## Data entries

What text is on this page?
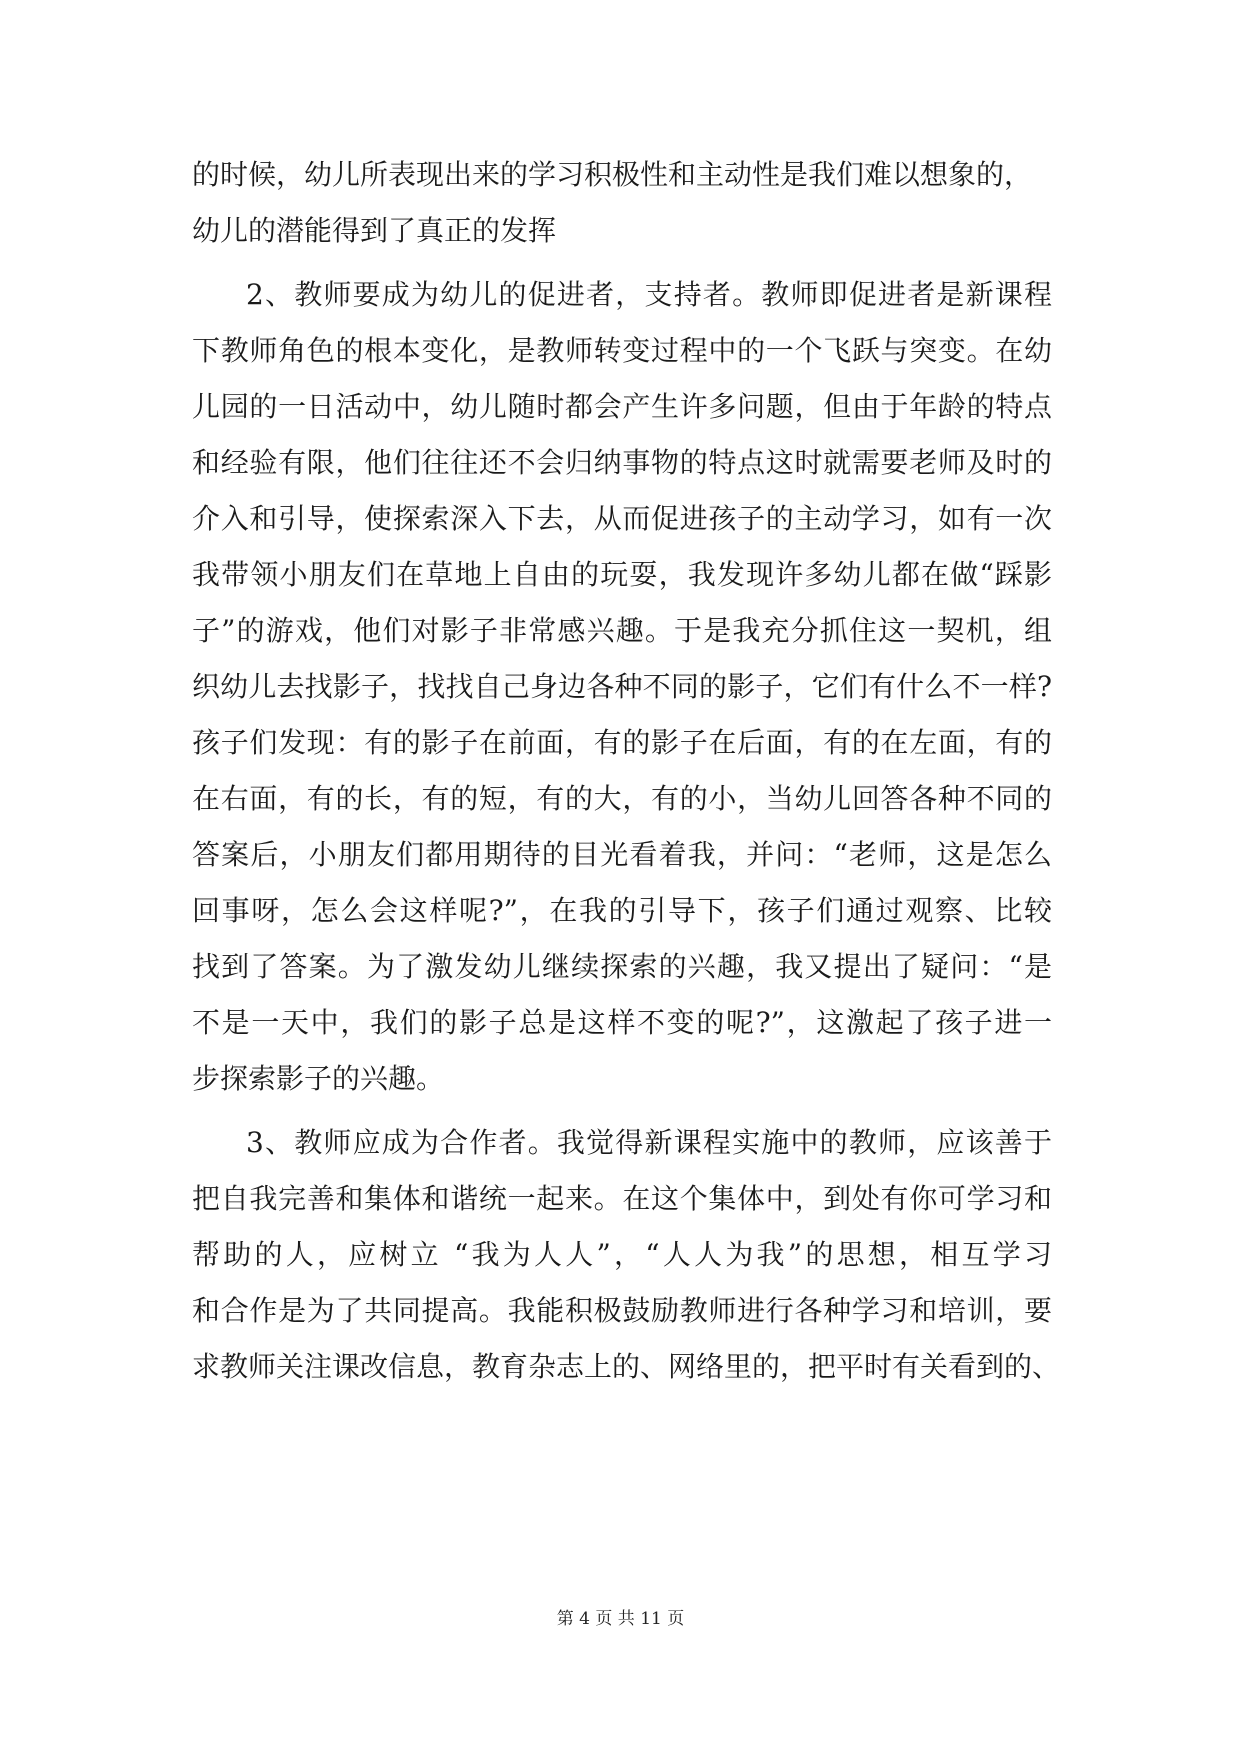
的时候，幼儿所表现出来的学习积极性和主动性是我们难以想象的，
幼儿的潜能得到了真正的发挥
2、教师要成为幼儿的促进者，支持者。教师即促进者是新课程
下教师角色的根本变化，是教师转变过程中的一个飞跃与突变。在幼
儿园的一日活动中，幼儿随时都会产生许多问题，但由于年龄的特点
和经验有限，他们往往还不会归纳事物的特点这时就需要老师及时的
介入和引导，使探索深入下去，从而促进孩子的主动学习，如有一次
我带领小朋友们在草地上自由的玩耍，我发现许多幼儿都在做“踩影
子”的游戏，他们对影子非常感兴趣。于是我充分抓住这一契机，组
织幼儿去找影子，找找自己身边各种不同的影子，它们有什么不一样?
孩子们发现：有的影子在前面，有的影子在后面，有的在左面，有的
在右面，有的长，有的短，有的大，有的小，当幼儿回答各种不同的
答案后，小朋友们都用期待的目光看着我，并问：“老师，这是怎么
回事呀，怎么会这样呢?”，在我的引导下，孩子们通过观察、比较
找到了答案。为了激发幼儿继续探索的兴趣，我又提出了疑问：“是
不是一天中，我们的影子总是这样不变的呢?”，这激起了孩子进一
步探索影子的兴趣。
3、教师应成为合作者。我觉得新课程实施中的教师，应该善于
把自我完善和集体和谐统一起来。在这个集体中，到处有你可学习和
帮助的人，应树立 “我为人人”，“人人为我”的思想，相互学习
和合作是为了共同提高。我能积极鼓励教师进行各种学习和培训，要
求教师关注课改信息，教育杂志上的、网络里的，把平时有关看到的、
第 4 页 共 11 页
...
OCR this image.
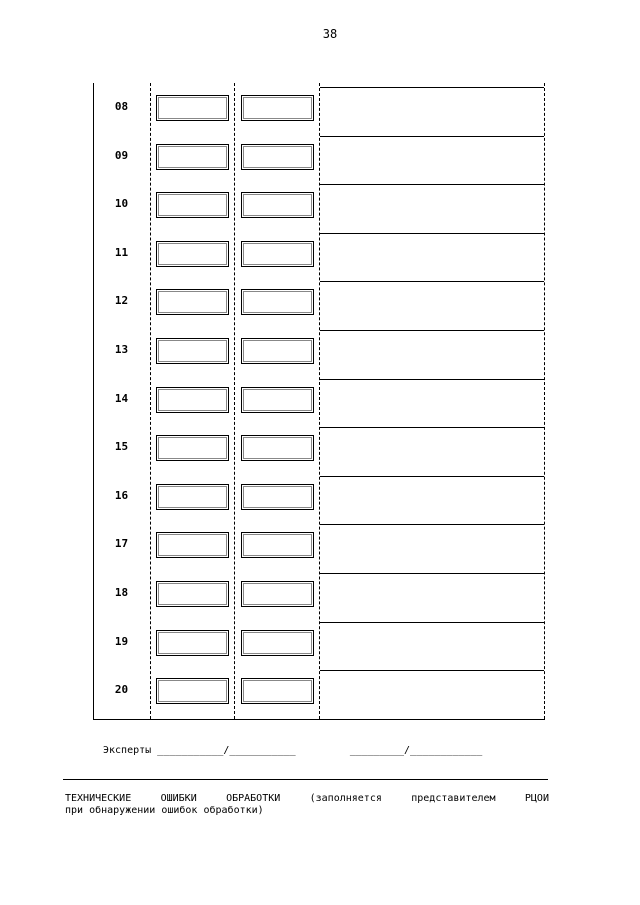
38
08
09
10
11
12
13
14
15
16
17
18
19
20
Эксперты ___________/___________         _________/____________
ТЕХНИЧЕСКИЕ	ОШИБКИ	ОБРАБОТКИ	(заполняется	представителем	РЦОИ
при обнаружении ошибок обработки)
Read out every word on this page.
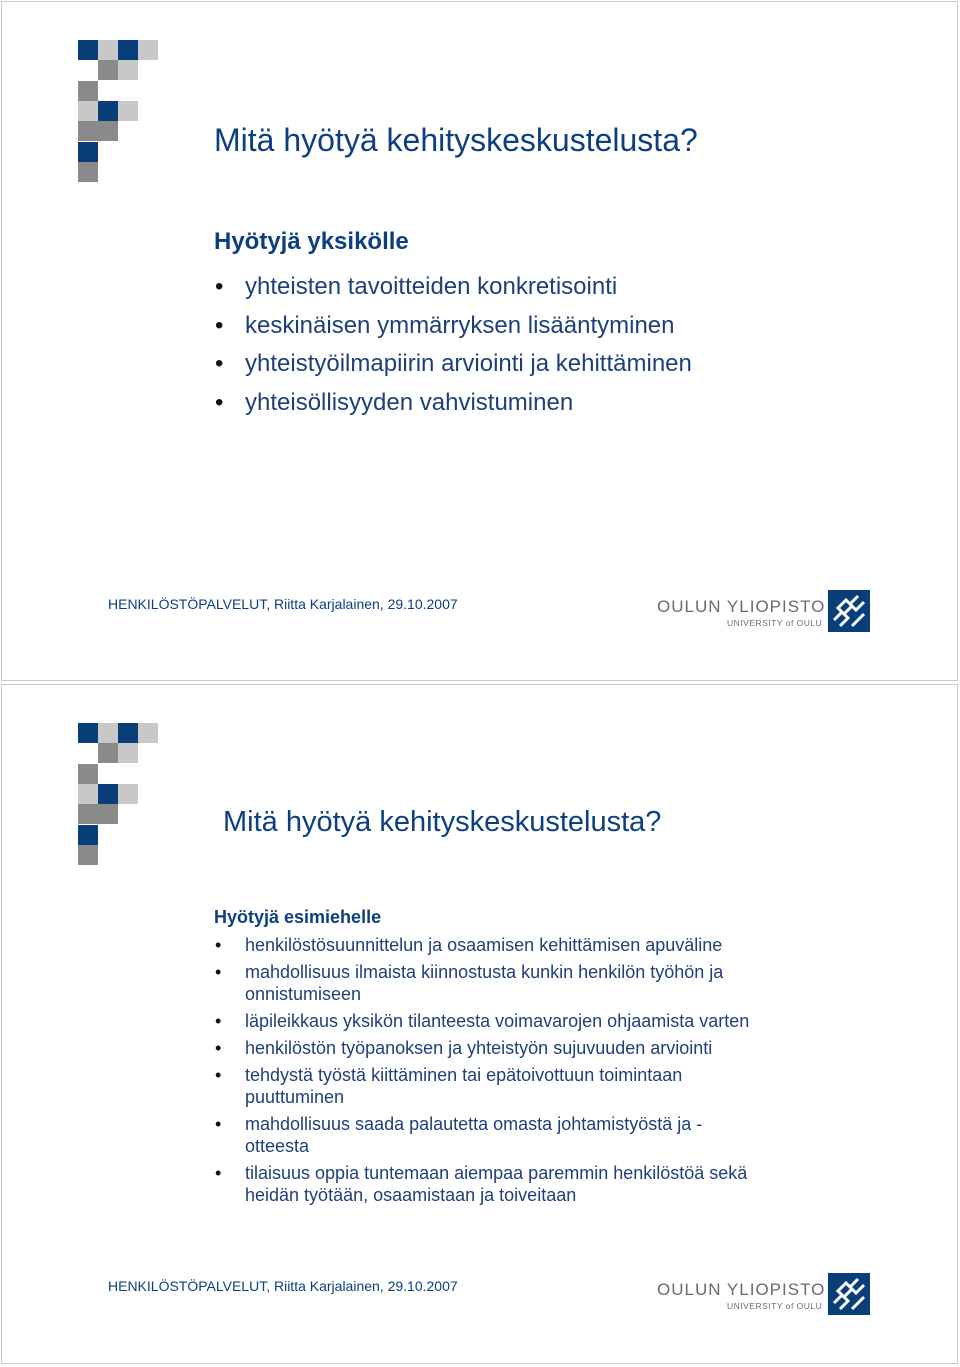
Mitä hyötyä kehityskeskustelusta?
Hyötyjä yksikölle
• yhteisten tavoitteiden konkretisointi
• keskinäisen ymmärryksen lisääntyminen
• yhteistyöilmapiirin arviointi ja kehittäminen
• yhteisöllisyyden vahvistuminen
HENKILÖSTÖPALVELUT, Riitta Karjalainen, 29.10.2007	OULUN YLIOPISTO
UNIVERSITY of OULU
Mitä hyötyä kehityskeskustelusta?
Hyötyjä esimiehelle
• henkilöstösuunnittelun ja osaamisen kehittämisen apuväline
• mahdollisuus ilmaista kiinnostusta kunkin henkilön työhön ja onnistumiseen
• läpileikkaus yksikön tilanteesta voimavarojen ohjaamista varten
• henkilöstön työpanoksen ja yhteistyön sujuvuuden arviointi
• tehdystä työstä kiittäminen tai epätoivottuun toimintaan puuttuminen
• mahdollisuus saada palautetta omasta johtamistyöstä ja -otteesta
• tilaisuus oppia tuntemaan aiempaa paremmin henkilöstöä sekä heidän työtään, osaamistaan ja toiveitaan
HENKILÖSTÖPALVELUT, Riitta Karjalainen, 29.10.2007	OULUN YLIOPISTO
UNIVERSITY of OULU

## WHAT IS NEEDED
Which lines of the data above contain "mahdollisuus"? Copy each one.

## WRITTEN ANSWER
• mahdollisuus ilmaista kiinnostusta kunkin henkilön työhön ja onnistumiseen
• mahdollisuus saada palautetta omasta johtamistyöstä ja -otteesta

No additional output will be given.